- _To be done_: Pull out from the material below all lines with "naturens".

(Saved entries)
## begin

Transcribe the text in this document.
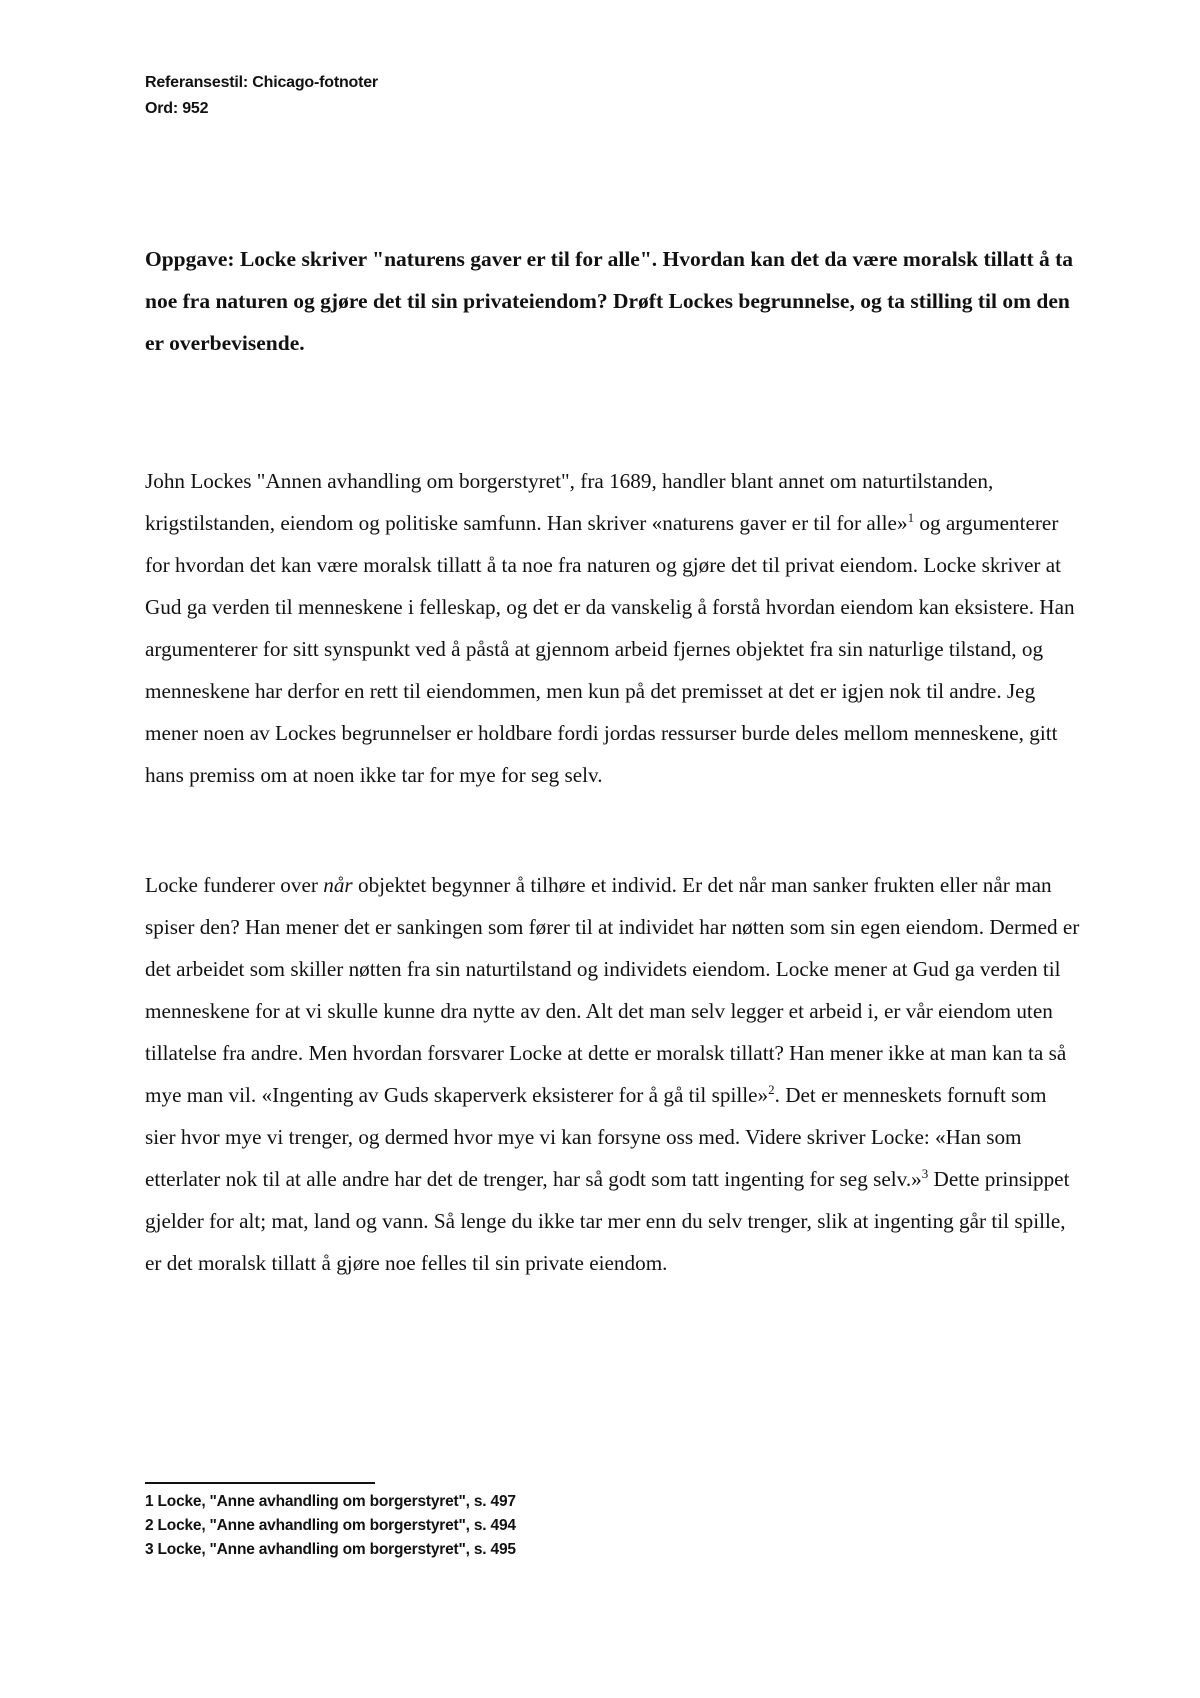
Referansestil: Chicago-fotnoter
Ord: 952
Oppgave: Locke skriver "naturens gaver er til for alle". Hvordan kan det da være moralsk tillatt å ta noe fra naturen og gjøre det til sin privateiendom? Drøft Lockes begrunnelse, og ta stilling til om den er overbevisende.

John Lockes "Annen avhandling om borgerstyret", fra 1689, handler blant annet om naturtilstanden, krigstilstanden, eiendom og politiske samfunn. Han skriver «naturens gaver er til for alle»$^1$ og argumenterer for hvordan det kan være moralsk tillatt å ta noe fra naturen og gjøre det til privat eiendom. Locke skriver at Gud ga verden til menneskene i felleskap, og det er da vanskelig å forstå hvordan eiendom kan eksistere. Han argumenterer for sitt synspunkt ved å påstå at gjennom arbeid fjernes objektet fra sin naturlige tilstand, og menneskene har derfor en rett til eiendommen, men kun på det premisset at det er igjen nok til andre. Jeg mener noen av Lockes begrunnelser er holdbare fordi jordas ressurser burde deles mellom menneskene, gitt hans premiss om at noen ikke tar for mye for seg selv.

Locke funderer over når objektet begynner å tilhøre et individ. Er det når man sanker frukten eller når man spiser den? Han mener det er sankingen som fører til at individet har nøtten som sin egen eiendom. Dermed er det arbeidet som skiller nøtten fra sin naturtilstand og individets eiendom. Locke mener at Gud ga verden til menneskene for at vi skulle kunne dra nytte av den. Alt det man selv legger et arbeid i, er vår eiendom uten tillatelse fra andre. Men hvordan forsvarer Locke at dette er moralsk tillatt? Han mener ikke at man kan ta så mye man vil. «Ingenting av Guds skaperverk eksisterer for å gå til spille»$^2$. Det er menneskets fornuft som sier hvor mye vi trenger, og dermed hvor mye vi kan forsyne oss med. Videre skriver Locke: «Han som etterlater nok til at alle andre har det de trenger, har så godt som tatt ingenting for seg selv.»$^3$ Dette prinsippet gjelder for alt; mat, land og vann. Så lenge du ikke tar mer enn du selv trenger, slik at ingenting går til spille, er det moralsk tillatt å gjøre noe felles til sin private eiendom.

1 Locke, "Anne avhandling om borgerstyret", s. 497
2 Locke, "Anne avhandling om borgerstyret", s. 494
3 Locke, "Anne avhandling om borgerstyret", s. 495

## end

- _The reply_:
Oppgave: Locke skriver "naturens gaver er til for alle". Hvordan kan det da være moralsk tillatt å ta noe fra naturen og gjøre det til sin privateiendom? Drøft Lockes begrunnelse, og ta stilling til om den er overbevisende.
John Lockes "Annen avhandling om borgerstyret", fra 1689, handler blant annet om naturtilstanden, krigstilstanden, eiendom og politiske samfunn. Han skriver «naturens gaver er til for alle»$^1$ og argumenterer for hvordan det kan være moralsk tillatt å ta noe fra naturen og gjøre det til privat eiendom. Locke skriver at Gud ga verden til menneskene i felleskap, og det er da vanskelig å forstå hvordan eiendom kan eksistere. Han argumenterer for sitt synspunkt ved å påstå at gjennom arbeid fjernes objektet fra sin naturlige tilstand, og menneskene har derfor en rett til eiendommen, men kun på det premisset at det er igjen nok til andre. Jeg mener noen av Lockes begrunnelser er holdbare fordi jordas ressurser burde deles mellom menneskene, gitt hans premiss om at noen ikke tar for mye for seg selv.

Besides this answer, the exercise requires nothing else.